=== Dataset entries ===

.....

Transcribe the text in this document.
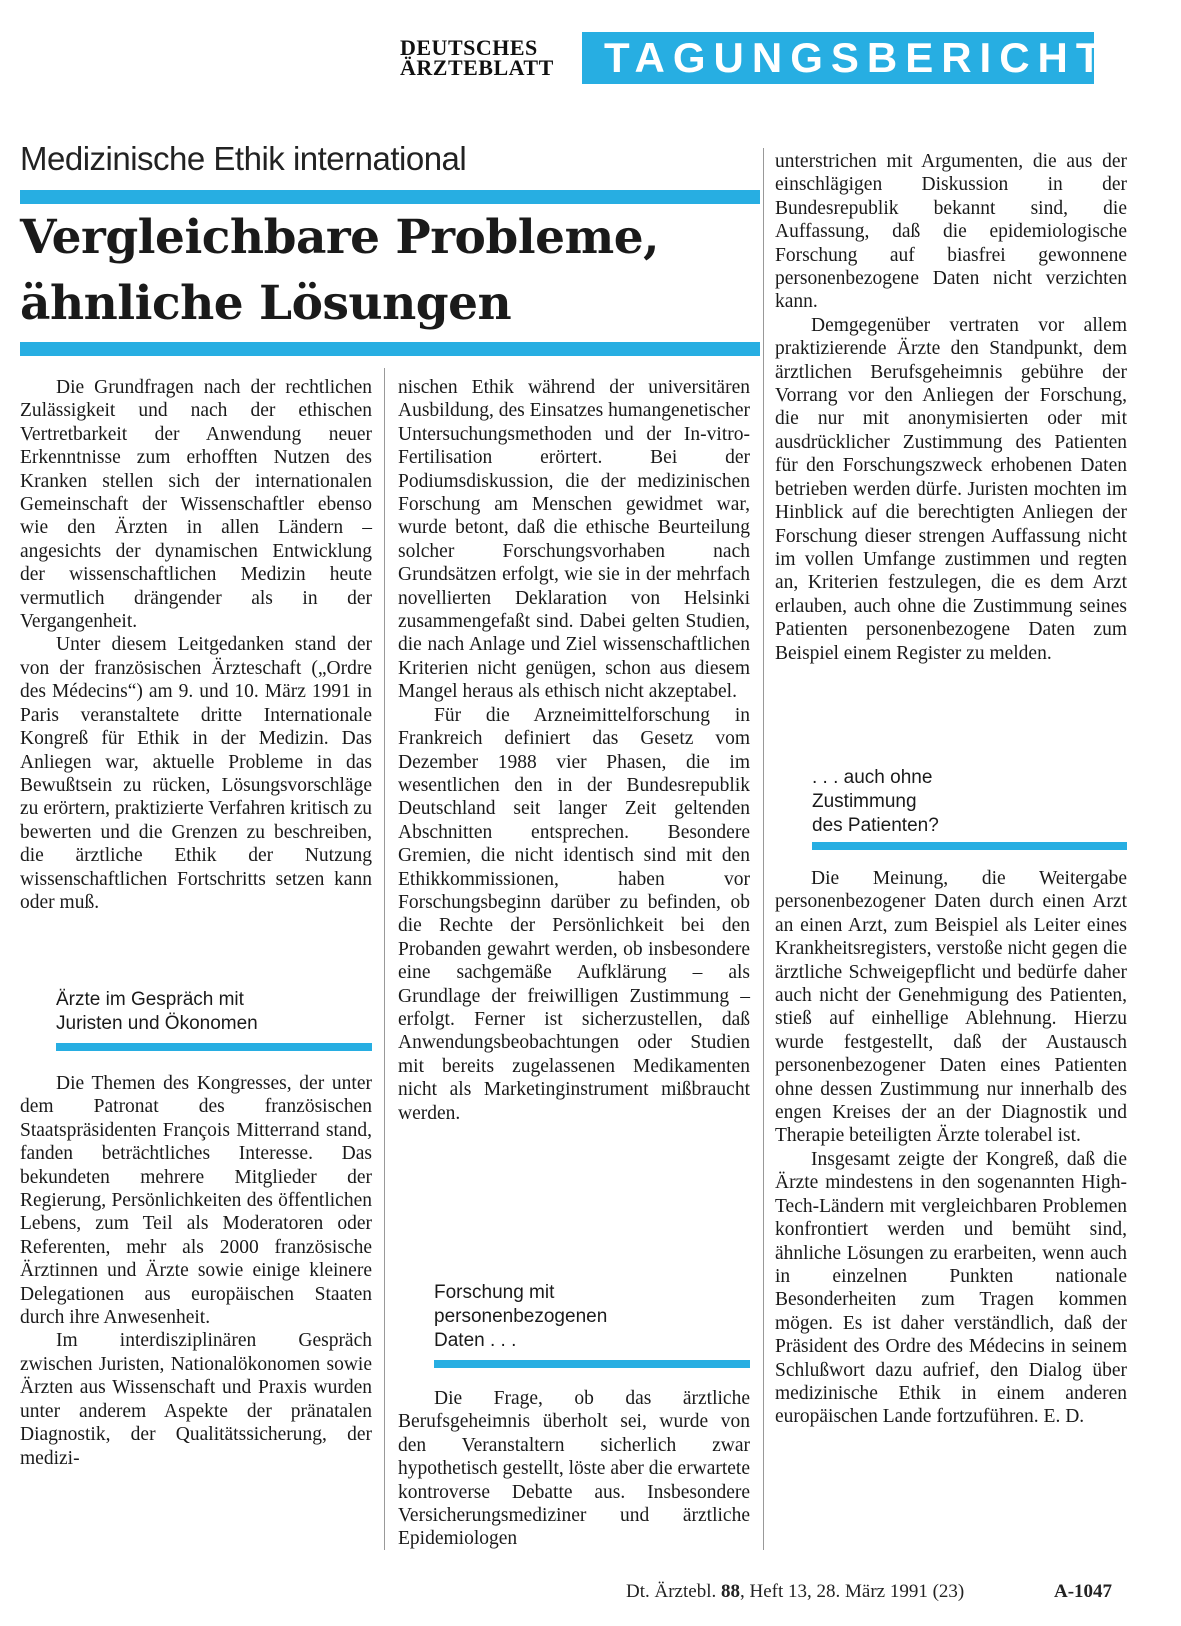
DEUTSCHES
ÄRZTEBLATT	TAGUNGSBERICHT
Medizinische Ethik international
Vergleichbare Probleme,
ähnliche Lösungen

Die Grundfragen nach der rechtlichen Zulässigkeit und nach der ethischen Vertretbarkeit der Anwendung neuer Erkenntnisse zum erhofften Nutzen des Kranken stellen sich der internationalen Gemeinschaft der Wissenschaftler ebenso wie den Ärzten in allen Ländern – angesichts der dynamischen Entwicklung der wissenschaftlichen Medizin heute vermutlich drängender als in der Vergangenheit.

Unter diesem Leitgedanken stand der von der französischen Ärzteschaft („Ordre des Médecins“) am 9. und 10. März 1991 in Paris veranstaltete dritte Internationale Kongreß für Ethik in der Medizin. Das Anliegen war, aktuelle Probleme in das Bewußtsein zu rücken, Lösungsvorschläge zu erörtern, praktizierte Verfahren kritisch zu bewerten und die Grenzen zu beschreiben, die ärztliche Ethik der Nutzung wissenschaftlichen Fortschritts setzen kann oder muß.

Ärzte im Gespräch mit
Juristen und Ökonomen

Die Themen des Kongresses, der unter dem Patronat des französischen Staatspräsidenten François Mitterrand stand, fanden beträchtliches Interesse. Das bekundeten mehrere Mitglieder der Regierung, Persönlichkeiten des öffentlichen Lebens, zum Teil als Moderatoren oder Referenten, mehr als 2000 französische Ärztinnen und Ärzte sowie einige kleinere Delegationen aus europäischen Staaten durch ihre Anwesenheit.

Im interdisziplinären Gespräch zwischen Juristen, Nationalökonomen sowie Ärzten aus Wissenschaft und Praxis wurden unter anderem Aspekte der pränatalen Diagnostik, der Qualitätssicherung, der medizi-

nischen Ethik während der universitären Ausbildung, des Einsatzes humangenetischer Untersuchungsmethoden und der In-vitro-Fertilisation erörtert. Bei der Podiumsdiskussion, die der medizinischen Forschung am Menschen gewidmet war, wurde betont, daß die ethische Beurteilung solcher Forschungsvorhaben nach Grundsätzen erfolgt, wie sie in der mehrfach novellierten Deklaration von Helsinki zusammengefaßt sind. Dabei gelten Studien, die nach Anlage und Ziel wissenschaftlichen Kriterien nicht genügen, schon aus diesem Mangel heraus als ethisch nicht akzeptabel.

Für die Arzneimittelforschung in Frankreich definiert das Gesetz vom Dezember 1988 vier Phasen, die im wesentlichen den in der Bundesrepublik Deutschland seit langer Zeit geltenden Abschnitten entsprechen. Besondere Gremien, die nicht identisch sind mit den Ethikkommissionen, haben vor Forschungsbeginn darüber zu befinden, ob die Rechte der Persönlichkeit bei den Probanden gewahrt werden, ob insbesondere eine sachgemäße Aufklärung – als Grundlage der freiwilligen Zustimmung – erfolgt. Ferner ist sicherzustellen, daß Anwendungsbeobachtungen oder Studien mit bereits zugelassenen Medikamenten nicht als Marketinginstrument mißbraucht werden.

Forschung mit
personenbezogenen
Daten . . .

Die Frage, ob das ärztliche Berufsgeheimnis überholt sei, wurde von den Veranstaltern sicherlich zwar hypothetisch gestellt, löste aber die erwartete kontroverse Debatte aus. Insbesondere Versicherungsmediziner und ärztliche Epidemiologen

unterstrichen mit Argumenten, die aus der einschlägigen Diskussion in der Bundesrepublik bekannt sind, die Auffassung, daß die epidemiologische Forschung auf biasfrei gewonnene personenbezogene Daten nicht verzichten kann.

Demgegenüber vertraten vor allem praktizierende Ärzte den Standpunkt, dem ärztlichen Berufsgeheimnis gebühre der Vorrang vor den Anliegen der Forschung, die nur mit anonymisierten oder mit ausdrücklicher Zustimmung des Patienten für den Forschungszweck erhobenen Daten betrieben werden dürfe. Juristen mochten im Hinblick auf die berechtigten Anliegen der Forschung dieser strengen Auffassung nicht im vollen Umfange zustimmen und regten an, Kriterien festzulegen, die es dem Arzt erlauben, auch ohne die Zustimmung seines Patienten personenbezogene Daten zum Beispiel einem Register zu melden.

. . . auch ohne
Zustimmung
des Patienten?

Die Meinung, die Weitergabe personenbezogener Daten durch einen Arzt an einen Arzt, zum Beispiel als Leiter eines Krankheitsregisters, verstoße nicht gegen die ärztliche Schweigepflicht und bedürfe daher auch nicht der Genehmigung des Patienten, stieß auf einhellige Ablehnung. Hierzu wurde festgestellt, daß der Austausch personenbezogener Daten eines Patienten ohne dessen Zustimmung nur innerhalb des engen Kreises der an der Diagnostik und Therapie beteiligten Ärzte tolerabel ist.

Insgesamt zeigte der Kongreß, daß die Ärzte mindestens in den sogenannten High-Tech-Ländern mit vergleichbaren Problemen konfrontiert werden und bemüht sind, ähnliche Lösungen zu erarbeiten, wenn auch in einzelnen Punkten nationale Besonderheiten zum Tragen kommen mögen. Es ist daher verständlich, daß der Präsident des Ordre des Médecins in seinem Schlußwort dazu aufrief, den Dialog über medizinische Ethik in einem anderen europäischen Lande fortzuführen. E. D.

Dt. Ärztebl. 88, Heft 13, 28. März 1991 (23)	A-1047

.....

=== What the exercise asks ===
Identify all lines where the word "durch" shows up. Copy them.

=== Full response ===
Die Themen des Kongresses, der unter dem Patronat des französischen Staatspräsidenten François Mitterrand stand, fanden beträchtliches Interesse. Das bekundeten mehrere Mitglieder der Regierung, Persönlichkeiten des öffentlichen Lebens, zum Teil als Moderatoren oder Referenten, mehr als 2000 französische Ärztinnen und Ärzte sowie einige kleinere Delegationen aus europäischen Staaten durch ihre Anwesenheit.
Die Meinung, die Weitergabe personenbezogener Daten durch einen Arzt an einen Arzt, zum Beispiel als Leiter eines Krankheitsregisters, verstoße nicht gegen die ärztliche Schweigepflicht und bedürfe daher auch nicht der Genehmigung des Patienten, stieß auf einhellige Ablehnung. Hierzu wurde festgestellt, daß der Austausch personenbezogener Daten eines Patienten ohne dessen Zustimmung nur innerhalb des engen Kreises der an der Diagnostik und Therapie beteiligten Ärzte tolerabel ist.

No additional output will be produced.